(Entries from a dataset)

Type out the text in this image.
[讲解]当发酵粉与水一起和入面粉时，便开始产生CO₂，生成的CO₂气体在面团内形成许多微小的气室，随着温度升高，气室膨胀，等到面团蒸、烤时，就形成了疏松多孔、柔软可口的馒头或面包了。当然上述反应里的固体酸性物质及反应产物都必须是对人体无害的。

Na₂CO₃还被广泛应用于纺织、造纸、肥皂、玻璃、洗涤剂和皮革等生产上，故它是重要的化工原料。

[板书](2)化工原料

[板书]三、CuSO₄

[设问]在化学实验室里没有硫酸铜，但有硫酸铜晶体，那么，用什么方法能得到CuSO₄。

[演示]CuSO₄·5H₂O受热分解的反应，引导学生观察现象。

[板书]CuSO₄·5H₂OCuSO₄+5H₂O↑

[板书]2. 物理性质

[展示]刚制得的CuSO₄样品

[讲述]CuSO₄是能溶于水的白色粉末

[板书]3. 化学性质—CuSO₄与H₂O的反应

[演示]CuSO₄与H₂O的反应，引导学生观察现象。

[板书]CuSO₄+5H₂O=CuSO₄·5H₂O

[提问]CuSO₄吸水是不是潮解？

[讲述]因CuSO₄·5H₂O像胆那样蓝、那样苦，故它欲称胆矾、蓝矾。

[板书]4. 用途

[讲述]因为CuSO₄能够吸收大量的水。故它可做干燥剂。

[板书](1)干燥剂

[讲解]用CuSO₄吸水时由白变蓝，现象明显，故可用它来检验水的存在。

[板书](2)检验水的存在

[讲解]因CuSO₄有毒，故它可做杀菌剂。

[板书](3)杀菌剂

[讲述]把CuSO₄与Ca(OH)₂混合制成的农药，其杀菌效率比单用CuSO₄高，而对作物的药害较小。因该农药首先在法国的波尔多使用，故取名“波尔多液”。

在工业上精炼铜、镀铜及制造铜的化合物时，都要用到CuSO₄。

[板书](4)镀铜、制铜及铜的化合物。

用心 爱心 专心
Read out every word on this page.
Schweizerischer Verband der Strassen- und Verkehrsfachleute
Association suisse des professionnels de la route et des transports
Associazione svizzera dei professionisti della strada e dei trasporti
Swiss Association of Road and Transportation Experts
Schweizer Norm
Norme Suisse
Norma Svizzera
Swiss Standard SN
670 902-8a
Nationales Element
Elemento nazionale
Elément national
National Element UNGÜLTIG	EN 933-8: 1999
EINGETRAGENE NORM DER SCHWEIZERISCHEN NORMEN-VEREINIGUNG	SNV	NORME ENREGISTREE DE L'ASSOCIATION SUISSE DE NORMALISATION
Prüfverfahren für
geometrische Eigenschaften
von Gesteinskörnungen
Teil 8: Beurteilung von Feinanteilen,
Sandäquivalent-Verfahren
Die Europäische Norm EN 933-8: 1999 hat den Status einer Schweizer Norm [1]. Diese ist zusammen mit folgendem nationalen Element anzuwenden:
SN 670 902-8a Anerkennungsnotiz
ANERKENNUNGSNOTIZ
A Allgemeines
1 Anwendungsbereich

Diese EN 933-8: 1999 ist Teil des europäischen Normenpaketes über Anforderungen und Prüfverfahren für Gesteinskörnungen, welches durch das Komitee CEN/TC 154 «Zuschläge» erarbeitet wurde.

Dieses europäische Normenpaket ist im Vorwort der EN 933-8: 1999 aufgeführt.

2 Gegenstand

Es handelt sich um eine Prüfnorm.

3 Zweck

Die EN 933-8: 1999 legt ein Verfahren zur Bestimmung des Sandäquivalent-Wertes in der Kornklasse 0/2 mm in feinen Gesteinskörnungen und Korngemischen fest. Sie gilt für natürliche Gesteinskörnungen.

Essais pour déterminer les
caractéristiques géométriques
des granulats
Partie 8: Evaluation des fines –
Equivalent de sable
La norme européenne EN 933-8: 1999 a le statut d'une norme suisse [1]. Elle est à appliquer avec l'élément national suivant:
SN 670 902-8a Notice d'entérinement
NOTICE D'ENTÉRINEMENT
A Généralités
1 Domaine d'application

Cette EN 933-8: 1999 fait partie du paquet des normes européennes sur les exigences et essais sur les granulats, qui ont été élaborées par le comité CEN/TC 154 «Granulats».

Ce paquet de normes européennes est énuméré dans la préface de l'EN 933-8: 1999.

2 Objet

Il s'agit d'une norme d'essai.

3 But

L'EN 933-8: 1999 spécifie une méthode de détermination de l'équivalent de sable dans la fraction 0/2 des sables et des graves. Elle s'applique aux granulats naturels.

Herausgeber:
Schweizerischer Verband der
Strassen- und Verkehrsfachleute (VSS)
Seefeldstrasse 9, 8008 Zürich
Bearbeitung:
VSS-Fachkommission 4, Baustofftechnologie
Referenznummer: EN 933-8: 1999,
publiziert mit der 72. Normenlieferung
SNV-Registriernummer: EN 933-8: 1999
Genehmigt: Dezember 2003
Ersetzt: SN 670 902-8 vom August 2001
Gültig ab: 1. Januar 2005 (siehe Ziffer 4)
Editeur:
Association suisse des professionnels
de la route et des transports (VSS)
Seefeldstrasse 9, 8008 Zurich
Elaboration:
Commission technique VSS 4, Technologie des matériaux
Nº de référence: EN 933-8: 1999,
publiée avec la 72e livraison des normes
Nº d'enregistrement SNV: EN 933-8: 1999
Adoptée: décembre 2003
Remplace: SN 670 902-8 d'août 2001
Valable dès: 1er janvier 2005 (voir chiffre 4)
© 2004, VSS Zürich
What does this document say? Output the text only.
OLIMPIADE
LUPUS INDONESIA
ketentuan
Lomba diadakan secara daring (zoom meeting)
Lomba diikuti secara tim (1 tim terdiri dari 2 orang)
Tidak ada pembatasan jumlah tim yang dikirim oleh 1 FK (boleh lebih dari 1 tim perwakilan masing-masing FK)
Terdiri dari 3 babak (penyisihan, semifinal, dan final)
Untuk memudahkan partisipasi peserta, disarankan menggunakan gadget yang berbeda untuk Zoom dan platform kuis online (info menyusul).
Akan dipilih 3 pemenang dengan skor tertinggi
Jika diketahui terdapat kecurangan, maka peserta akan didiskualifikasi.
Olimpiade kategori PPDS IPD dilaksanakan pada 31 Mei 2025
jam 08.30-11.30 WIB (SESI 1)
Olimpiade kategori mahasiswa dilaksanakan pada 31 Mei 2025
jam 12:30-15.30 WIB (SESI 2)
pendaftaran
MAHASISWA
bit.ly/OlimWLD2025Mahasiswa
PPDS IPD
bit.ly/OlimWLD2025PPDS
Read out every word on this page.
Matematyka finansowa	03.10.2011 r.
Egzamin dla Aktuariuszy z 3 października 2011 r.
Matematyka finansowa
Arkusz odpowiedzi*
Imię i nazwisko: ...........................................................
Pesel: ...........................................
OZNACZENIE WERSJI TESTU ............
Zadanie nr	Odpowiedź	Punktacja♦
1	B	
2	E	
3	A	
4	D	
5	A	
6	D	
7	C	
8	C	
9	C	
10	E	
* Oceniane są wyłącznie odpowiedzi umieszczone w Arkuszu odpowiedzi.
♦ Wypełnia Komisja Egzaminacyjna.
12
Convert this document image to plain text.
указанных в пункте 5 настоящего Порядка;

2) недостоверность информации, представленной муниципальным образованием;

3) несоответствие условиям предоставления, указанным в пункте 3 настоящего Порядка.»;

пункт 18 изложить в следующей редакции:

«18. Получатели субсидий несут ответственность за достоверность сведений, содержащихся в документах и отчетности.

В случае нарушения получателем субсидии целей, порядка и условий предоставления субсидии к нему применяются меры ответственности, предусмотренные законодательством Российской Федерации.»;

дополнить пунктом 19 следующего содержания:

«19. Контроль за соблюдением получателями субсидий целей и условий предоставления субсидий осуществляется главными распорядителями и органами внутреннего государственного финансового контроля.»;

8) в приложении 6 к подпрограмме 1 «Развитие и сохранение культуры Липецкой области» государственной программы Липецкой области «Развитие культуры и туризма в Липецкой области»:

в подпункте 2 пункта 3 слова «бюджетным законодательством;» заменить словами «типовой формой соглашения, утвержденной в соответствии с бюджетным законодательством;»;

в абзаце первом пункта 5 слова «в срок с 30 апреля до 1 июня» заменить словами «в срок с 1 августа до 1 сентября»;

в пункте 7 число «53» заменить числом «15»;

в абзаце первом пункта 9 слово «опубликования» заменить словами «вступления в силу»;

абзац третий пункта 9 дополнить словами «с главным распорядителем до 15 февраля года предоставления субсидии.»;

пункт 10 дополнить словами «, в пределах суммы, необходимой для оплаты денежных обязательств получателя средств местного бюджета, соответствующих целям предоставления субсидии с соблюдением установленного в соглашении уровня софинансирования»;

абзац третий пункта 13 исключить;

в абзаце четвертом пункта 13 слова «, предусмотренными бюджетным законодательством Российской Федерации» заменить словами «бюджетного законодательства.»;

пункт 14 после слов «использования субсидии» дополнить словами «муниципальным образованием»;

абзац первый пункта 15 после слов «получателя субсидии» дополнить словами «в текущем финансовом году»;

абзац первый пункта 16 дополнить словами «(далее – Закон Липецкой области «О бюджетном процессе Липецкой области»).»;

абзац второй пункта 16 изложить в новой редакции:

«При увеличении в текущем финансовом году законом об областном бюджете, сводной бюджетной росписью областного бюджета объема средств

### WHAT YOU WILL DO
Show every line in the entries where the string "Verband" occurs.

### FINAL ANSWER
Schweizerischer Verband der Strassen- und Verkehrsfachleute
Schweizerischer Verband der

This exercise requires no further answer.